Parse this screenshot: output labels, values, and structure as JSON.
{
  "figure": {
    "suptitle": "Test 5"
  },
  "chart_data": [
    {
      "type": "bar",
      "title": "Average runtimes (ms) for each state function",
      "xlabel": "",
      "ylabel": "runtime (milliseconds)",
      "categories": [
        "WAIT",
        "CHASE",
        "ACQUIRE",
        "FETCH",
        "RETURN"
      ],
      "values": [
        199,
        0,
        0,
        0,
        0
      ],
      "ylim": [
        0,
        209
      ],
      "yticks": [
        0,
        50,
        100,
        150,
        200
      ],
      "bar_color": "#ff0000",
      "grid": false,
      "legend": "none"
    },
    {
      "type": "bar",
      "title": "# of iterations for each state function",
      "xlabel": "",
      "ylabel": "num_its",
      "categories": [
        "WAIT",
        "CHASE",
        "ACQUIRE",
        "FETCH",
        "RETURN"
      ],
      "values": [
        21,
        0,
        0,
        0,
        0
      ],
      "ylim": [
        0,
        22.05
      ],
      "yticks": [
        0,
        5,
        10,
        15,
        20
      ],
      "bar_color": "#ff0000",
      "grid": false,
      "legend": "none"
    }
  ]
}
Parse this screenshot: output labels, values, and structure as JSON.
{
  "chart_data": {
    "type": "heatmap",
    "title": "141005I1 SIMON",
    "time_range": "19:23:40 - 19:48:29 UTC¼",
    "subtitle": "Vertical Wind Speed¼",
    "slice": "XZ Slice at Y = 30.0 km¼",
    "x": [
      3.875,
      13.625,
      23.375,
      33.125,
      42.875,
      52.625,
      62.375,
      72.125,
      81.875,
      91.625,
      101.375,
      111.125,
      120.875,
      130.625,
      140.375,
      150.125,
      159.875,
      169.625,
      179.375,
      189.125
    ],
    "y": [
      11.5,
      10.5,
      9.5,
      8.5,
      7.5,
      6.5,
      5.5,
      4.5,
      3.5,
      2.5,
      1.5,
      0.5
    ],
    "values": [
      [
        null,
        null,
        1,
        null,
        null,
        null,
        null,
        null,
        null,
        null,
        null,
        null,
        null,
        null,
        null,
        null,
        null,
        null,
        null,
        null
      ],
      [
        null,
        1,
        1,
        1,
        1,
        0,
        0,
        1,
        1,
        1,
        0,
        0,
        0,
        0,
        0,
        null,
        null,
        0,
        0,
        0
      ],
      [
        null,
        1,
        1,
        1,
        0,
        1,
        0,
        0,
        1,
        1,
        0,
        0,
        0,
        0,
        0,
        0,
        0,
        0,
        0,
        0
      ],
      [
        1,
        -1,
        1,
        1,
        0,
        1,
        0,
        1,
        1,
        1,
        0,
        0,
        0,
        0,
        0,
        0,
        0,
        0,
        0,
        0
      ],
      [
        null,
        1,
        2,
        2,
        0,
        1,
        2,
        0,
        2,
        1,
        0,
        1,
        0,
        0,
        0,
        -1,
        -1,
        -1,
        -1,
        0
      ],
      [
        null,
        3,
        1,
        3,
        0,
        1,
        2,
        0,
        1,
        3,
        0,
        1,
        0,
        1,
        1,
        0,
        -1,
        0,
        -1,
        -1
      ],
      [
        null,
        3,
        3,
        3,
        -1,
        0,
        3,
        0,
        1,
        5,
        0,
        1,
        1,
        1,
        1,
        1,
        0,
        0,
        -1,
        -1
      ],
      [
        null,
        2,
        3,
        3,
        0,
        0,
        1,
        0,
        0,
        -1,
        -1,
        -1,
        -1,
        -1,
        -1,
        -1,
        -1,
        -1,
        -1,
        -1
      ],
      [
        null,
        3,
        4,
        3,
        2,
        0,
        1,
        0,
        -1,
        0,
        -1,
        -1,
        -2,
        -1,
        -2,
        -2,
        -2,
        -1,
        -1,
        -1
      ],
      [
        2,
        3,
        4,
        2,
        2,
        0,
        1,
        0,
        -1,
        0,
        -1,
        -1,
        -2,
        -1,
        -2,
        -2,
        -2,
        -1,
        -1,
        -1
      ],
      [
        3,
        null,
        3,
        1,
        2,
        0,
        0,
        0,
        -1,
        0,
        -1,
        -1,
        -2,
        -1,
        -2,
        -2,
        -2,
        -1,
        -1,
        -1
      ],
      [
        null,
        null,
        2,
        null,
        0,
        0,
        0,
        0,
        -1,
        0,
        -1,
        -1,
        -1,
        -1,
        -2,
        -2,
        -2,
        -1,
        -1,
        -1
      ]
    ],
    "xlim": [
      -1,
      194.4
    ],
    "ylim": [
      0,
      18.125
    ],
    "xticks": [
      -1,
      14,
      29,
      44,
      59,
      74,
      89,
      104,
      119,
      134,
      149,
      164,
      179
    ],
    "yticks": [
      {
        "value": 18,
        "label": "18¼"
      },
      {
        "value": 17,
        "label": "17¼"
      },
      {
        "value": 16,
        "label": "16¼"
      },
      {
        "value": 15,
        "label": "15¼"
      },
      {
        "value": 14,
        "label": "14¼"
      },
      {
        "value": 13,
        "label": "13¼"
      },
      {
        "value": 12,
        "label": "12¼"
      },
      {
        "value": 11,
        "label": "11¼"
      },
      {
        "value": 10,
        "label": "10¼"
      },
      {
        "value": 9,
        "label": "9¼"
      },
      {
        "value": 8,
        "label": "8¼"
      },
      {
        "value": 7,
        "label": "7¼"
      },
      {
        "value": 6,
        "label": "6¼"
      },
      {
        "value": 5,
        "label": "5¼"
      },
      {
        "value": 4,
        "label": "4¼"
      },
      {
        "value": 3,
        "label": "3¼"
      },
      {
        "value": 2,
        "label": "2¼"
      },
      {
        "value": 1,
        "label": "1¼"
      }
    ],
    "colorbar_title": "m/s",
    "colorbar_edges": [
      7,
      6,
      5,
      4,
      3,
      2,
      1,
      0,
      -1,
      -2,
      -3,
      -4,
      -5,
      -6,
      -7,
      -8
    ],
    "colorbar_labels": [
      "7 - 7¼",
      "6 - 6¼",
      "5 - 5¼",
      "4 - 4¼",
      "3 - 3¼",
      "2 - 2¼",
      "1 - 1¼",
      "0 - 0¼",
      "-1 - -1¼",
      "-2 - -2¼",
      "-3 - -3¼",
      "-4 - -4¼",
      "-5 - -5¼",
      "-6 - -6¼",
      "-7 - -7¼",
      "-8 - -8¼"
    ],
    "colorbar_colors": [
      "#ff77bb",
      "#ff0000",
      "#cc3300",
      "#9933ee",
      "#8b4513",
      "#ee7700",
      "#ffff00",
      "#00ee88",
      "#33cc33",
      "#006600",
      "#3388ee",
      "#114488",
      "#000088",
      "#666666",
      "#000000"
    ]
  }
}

**What needs to be done**
Retype the records above exactly.

**Solution to the problem**
Parse this screenshot: output labels, values, and structure as JSON.
{
  "figure": {
    "suptitle": "Test 5"
  },
  "chart_data": [
    {
      "type": "bar",
      "title": "Average runtimes (ms) for each state function",
      "xlabel": "",
      "ylabel": "runtime (milliseconds)",
      "categories": [
        "WAIT",
        "CHASE",
        "ACQUIRE",
        "FETCH",
        "RETURN"
      ],
      "values": [
        199,
        0,
        0,
        0,
        0
      ],
      "ylim": [
        0,
        209
      ],
      "yticks": [
        0,
        50,
        100,
        150,
        200
      ],
      "bar_color": "#ff0000",
      "grid": false,
      "legend": "none"
    },
    {
      "type": "bar",
      "title": "# of iterations for each state function",
      "xlabel": "",
      "ylabel": "num_its",
      "categories": [
        "WAIT",
        "CHASE",
        "ACQUIRE",
        "FETCH",
        "RETURN"
      ],
      "values": [
        21,
        0,
        0,
        0,
        0
      ],
      "ylim": [
        0,
        22.05
      ],
      "yticks": [
        0,
        5,
        10,
        15,
        20
      ],
      "bar_color": "#ff0000",
      "grid": false,
      "legend": "none"
    }
  ]
}
Parse this screenshot: output labels, values, and structure as JSON.
{
  "chart_data": {
    "type": "heatmap",
    "title": "141005I1 SIMON",
    "time_range": "19:23:40 - 19:48:29 UTC¼",
    "subtitle": "Vertical Wind Speed¼",
    "slice": "XZ Slice at Y = 30.0 km¼",
    "x": [
      3.875,
      13.625,
      23.375,
      33.125,
      42.875,
      52.625,
      62.375,
      72.125,
      81.875,
      91.625,
      101.375,
      111.125,
      120.875,
      130.625,
      140.375,
      150.125,
      159.875,
      169.625,
      179.375,
      189.125
    ],
    "y": [
      11.5,
      10.5,
      9.5,
      8.5,
      7.5,
      6.5,
      5.5,
      4.5,
      3.5,
      2.5,
      1.5,
      0.5
    ],
    "values": [
      [
        null,
        null,
        1,
        null,
        null,
        null,
        null,
        null,
        null,
        null,
        null,
        null,
        null,
        null,
        null,
        null,
        null,
        null,
        null,
        null
      ],
      [
        null,
        1,
        1,
        1,
        1,
        0,
        0,
        1,
        1,
        1,
        0,
        0,
        0,
        0,
        0,
        null,
        null,
        0,
        0,
        0
      ],
      [
        null,
        1,
        1,
        1,
        0,
        1,
        0,
        0,
        1,
        1,
        0,
        0,
        0,
        0,
        0,
        0,
        0,
        0,
        0,
        0
      ],
      [
        1,
        -1,
        1,
        1,
        0,
        1,
        0,
        1,
        1,
        1,
        0,
        0,
        0,
        0,
        0,
        0,
        0,
        0,
        0,
        0
      ],
      [
        null,
        1,
        2,
        2,
        0,
        1,
        2,
        0,
        2,
        1,
        0,
        1,
        0,
        0,
        0,
        -1,
        -1,
        -1,
        -1,
        0
      ],
      [
        null,
        3,
        1,
        3,
        0,
        1,
        2,
        0,
        1,
        3,
        0,
        1,
        0,
        1,
        1,
        0,
        -1,
        0,
        -1,
        -1
      ],
      [
        null,
        3,
        3,
        3,
        -1,
        0,
        3,
        0,
        1,
        5,
        0,
        1,
        1,
        1,
        1,
        1,
        0,
        0,
        -1,
        -1
      ],
      [
        null,
        2,
        3,
        3,
        0,
        0,
        1,
        0,
        0,
        -1,
        -1,
        -1,
        -1,
        -1,
        -1,
        -1,
        -1,
        -1,
        -1,
        -1
      ],
      [
        null,
        3,
        4,
        3,
        2,
        0,
        1,
        0,
        -1,
        0,
        -1,
        -1,
        -2,
        -1,
        -2,
        -2,
        -2,
        -1,
        -1,
        -1
      ],
      [
        2,
        3,
        4,
        2,
        2,
        0,
        1,
        0,
        -1,
        0,
        -1,
        -1,
        -2,
        -1,
        -2,
        -2,
        -2,
        -1,
        -1,
        -1
      ],
      [
        3,
        null,
        3,
        1,
        2,
        0,
        0,
        0,
        -1,
        0,
        -1,
        -1,
        -2,
        -1,
        -2,
        -2,
        -2,
        -1,
        -1,
        -1
      ],
      [
        null,
        null,
        2,
        null,
        0,
        0,
        0,
        0,
        -1,
        0,
        -1,
        -1,
        -1,
        -1,
        -2,
        -2,
        -2,
        -1,
        -1,
        -1
      ]
    ],
    "xlim": [
      -1,
      194.4
    ],
    "ylim": [
      0,
      18.125
    ],
    "xticks": [
      -1,
      14,
      29,
      44,
      59,
      74,
      89,
      104,
      119,
      134,
      149,
      164,
      179
    ],
    "yticks": [
      {
        "value": 18,
        "label": "18¼"
      },
      {
        "value": 17,
        "label": "17¼"
      },
      {
        "value": 16,
        "label": "16¼"
      },
      {
        "value": 15,
        "label": "15¼"
      },
      {
        "value": 14,
        "label": "14¼"
      },
      {
        "value": 13,
        "label": "13¼"
      },
      {
        "value": 12,
        "label": "12¼"
      },
      {
        "value": 11,
        "label": "11¼"
      },
      {
        "value": 10,
        "label": "10¼"
      },
      {
        "value": 9,
        "label": "9¼"
      },
      {
        "value": 8,
        "label": "8¼"
      },
      {
        "value": 7,
        "label": "7¼"
      },
      {
        "value": 6,
        "label": "6¼"
      },
      {
        "value": 5,
        "label": "5¼"
      },
      {
        "value": 4,
        "label": "4¼"
      },
      {
        "value": 3,
        "label": "3¼"
      },
      {
        "value": 2,
        "label": "2¼"
      },
      {
        "value": 1,
        "label": "1¼"
      }
    ],
    "colorbar_title": "m/s",
    "colorbar_edges": [
      7,
      6,
      5,
      4,
      3,
      2,
      1,
      0,
      -1,
      -2,
      -3,
      -4,
      -5,
      -6,
      -7,
      -8
    ],
    "colorbar_labels": [
      "7 - 7¼",
      "6 - 6¼",
      "5 - 5¼",
      "4 - 4¼",
      "3 - 3¼",
      "2 - 2¼",
      "1 - 1¼",
      "0 - 0¼",
      "-1 - -1¼",
      "-2 - -2¼",
      "-3 - -3¼",
      "-4 - -4¼",
      "-5 - -5¼",
      "-6 - -6¼",
      "-7 - -7¼",
      "-8 - -8¼"
    ],
    "colorbar_colors": [
      "#ff77bb",
      "#ff0000",
      "#cc3300",
      "#9933ee",
      "#8b4513",
      "#ee7700",
      "#ffff00",
      "#00ee88",
      "#33cc33",
      "#006600",
      "#3388ee",
      "#114488",
      "#000088",
      "#666666",
      "#000000"
    ]
  }
}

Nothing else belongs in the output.